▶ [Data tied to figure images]
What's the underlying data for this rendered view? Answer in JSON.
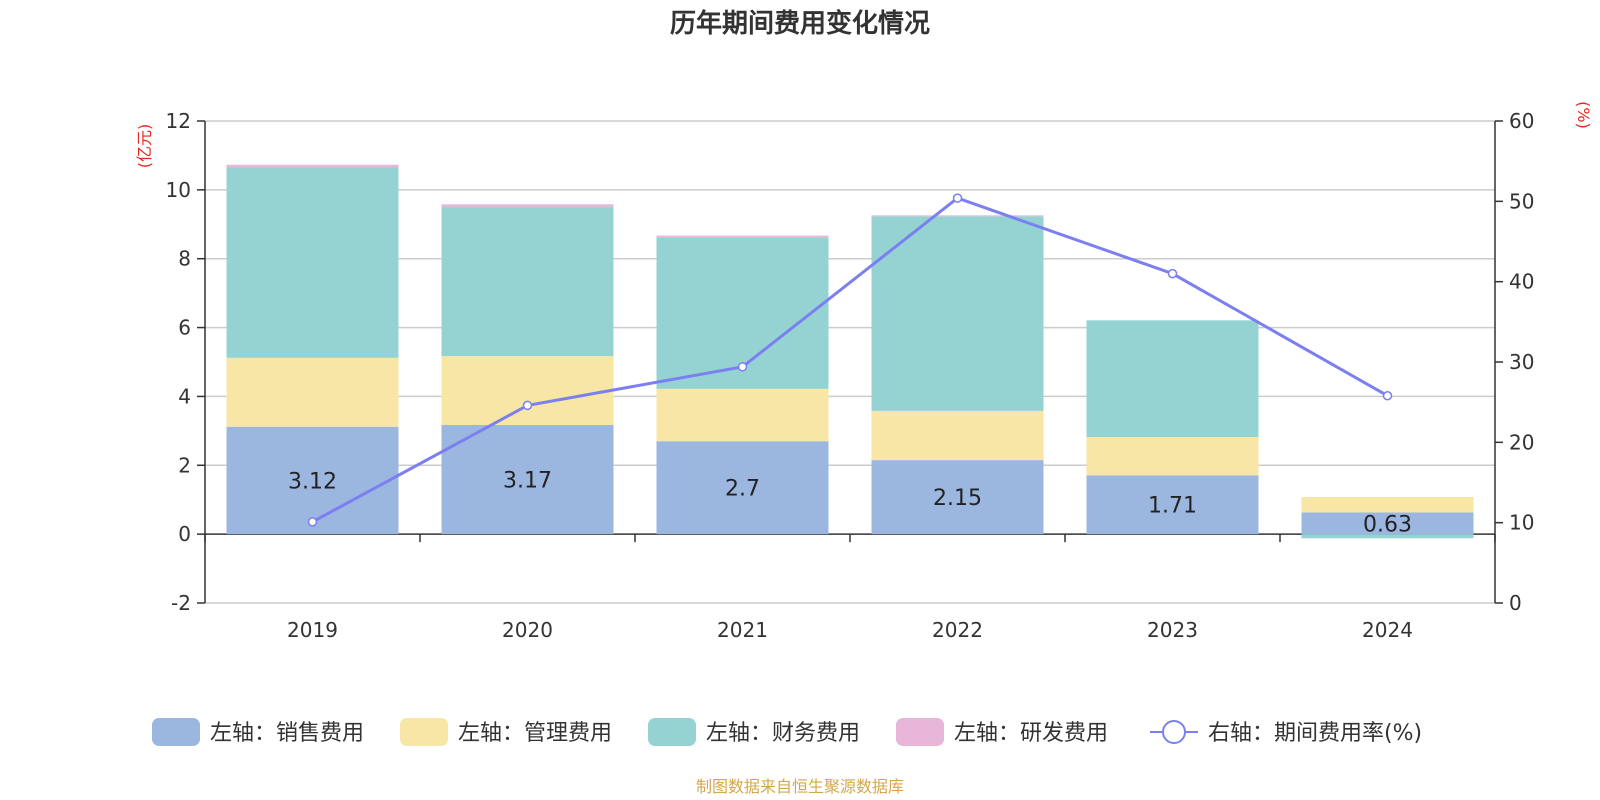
{
  "chart_data": {
    "type": "bar",
    "stacked": true,
    "title": "历年期间费用变化情况",
    "categories": [
      "2019",
      "2020",
      "2021",
      "2022",
      "2023",
      "2024"
    ],
    "left_axis": {
      "unit": "(亿元)",
      "ylim": [
        -2,
        12
      ],
      "ticks": [
        -2,
        0,
        2,
        4,
        6,
        8,
        10,
        12
      ]
    },
    "right_axis": {
      "unit": "(%)",
      "ylim": [
        0,
        60
      ],
      "ticks": [
        0,
        10,
        20,
        30,
        40,
        50,
        60
      ]
    },
    "series": [
      {
        "name": "左轴：销售费用",
        "axis": "left",
        "type": "bar",
        "color": "#9bb7e0",
        "values": [
          3.12,
          3.17,
          2.7,
          2.15,
          1.71,
          0.63
        ],
        "show_labels": true
      },
      {
        "name": "左轴：管理费用",
        "axis": "left",
        "type": "bar",
        "color": "#f7e6a6",
        "values": [
          2.0,
          2.0,
          1.52,
          1.43,
          1.11,
          0.45
        ]
      },
      {
        "name": "左轴：财务费用",
        "axis": "left",
        "type": "bar",
        "color": "#95d3d3",
        "values": [
          5.53,
          4.33,
          4.4,
          5.65,
          3.39,
          -0.12
        ]
      },
      {
        "name": "左轴：研发费用",
        "axis": "left",
        "type": "bar",
        "color": "#e7b6d8",
        "values": [
          0.08,
          0.08,
          0.05,
          0.03,
          0.0,
          0.0
        ]
      },
      {
        "name": "右轴：期间费用率(%)",
        "axis": "right",
        "type": "line",
        "color": "#7b7ff0",
        "values": [
          10.1,
          24.6,
          29.4,
          50.4,
          41.0,
          25.8
        ]
      }
    ],
    "legend_position": "bottom-center"
  },
  "source": {
    "text": "制图数据来自恒生聚源数据库",
    "color": "#d4a84a"
  },
  "colors": {
    "axis_unit": "#e8251e",
    "grid": "#cccccc",
    "axis": "#333333"
  }
}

▶ [TASK BRIEF] Drop the images and repeat the data exactly.

▶ [EXERCISE SOLUTION]
What's the underlying data for this rendered view? Answer in JSON.
{
  "chart_data": {
    "type": "bar",
    "stacked": true,
    "title": "历年期间费用变化情况",
    "categories": [
      "2019",
      "2020",
      "2021",
      "2022",
      "2023",
      "2024"
    ],
    "left_axis": {
      "unit": "(亿元)",
      "ylim": [
        -2,
        12
      ],
      "ticks": [
        -2,
        0,
        2,
        4,
        6,
        8,
        10,
        12
      ]
    },
    "right_axis": {
      "unit": "(%)",
      "ylim": [
        0,
        60
      ],
      "ticks": [
        0,
        10,
        20,
        30,
        40,
        50,
        60
      ]
    },
    "series": [
      {
        "name": "左轴：销售费用",
        "axis": "left",
        "type": "bar",
        "color": "#9bb7e0",
        "values": [
          3.12,
          3.17,
          2.7,
          2.15,
          1.71,
          0.63
        ],
        "show_labels": true
      },
      {
        "name": "左轴：管理费用",
        "axis": "left",
        "type": "bar",
        "color": "#f7e6a6",
        "values": [
          2.0,
          2.0,
          1.52,
          1.43,
          1.11,
          0.45
        ]
      },
      {
        "name": "左轴：财务费用",
        "axis": "left",
        "type": "bar",
        "color": "#95d3d3",
        "values": [
          5.53,
          4.33,
          4.4,
          5.65,
          3.39,
          -0.12
        ]
      },
      {
        "name": "左轴：研发费用",
        "axis": "left",
        "type": "bar",
        "color": "#e7b6d8",
        "values": [
          0.08,
          0.08,
          0.05,
          0.03,
          0.0,
          0.0
        ]
      },
      {
        "name": "右轴：期间费用率(%)",
        "axis": "right",
        "type": "line",
        "color": "#7b7ff0",
        "values": [
          10.1,
          24.6,
          29.4,
          50.4,
          41.0,
          25.8
        ]
      }
    ],
    "legend_position": "bottom-center"
  },
  "source": {
    "text": "制图数据来自恒生聚源数据库",
    "color": "#d4a84a"
  },
  "colors": {
    "axis_unit": "#e8251e",
    "grid": "#cccccc",
    "axis": "#333333"
  }
}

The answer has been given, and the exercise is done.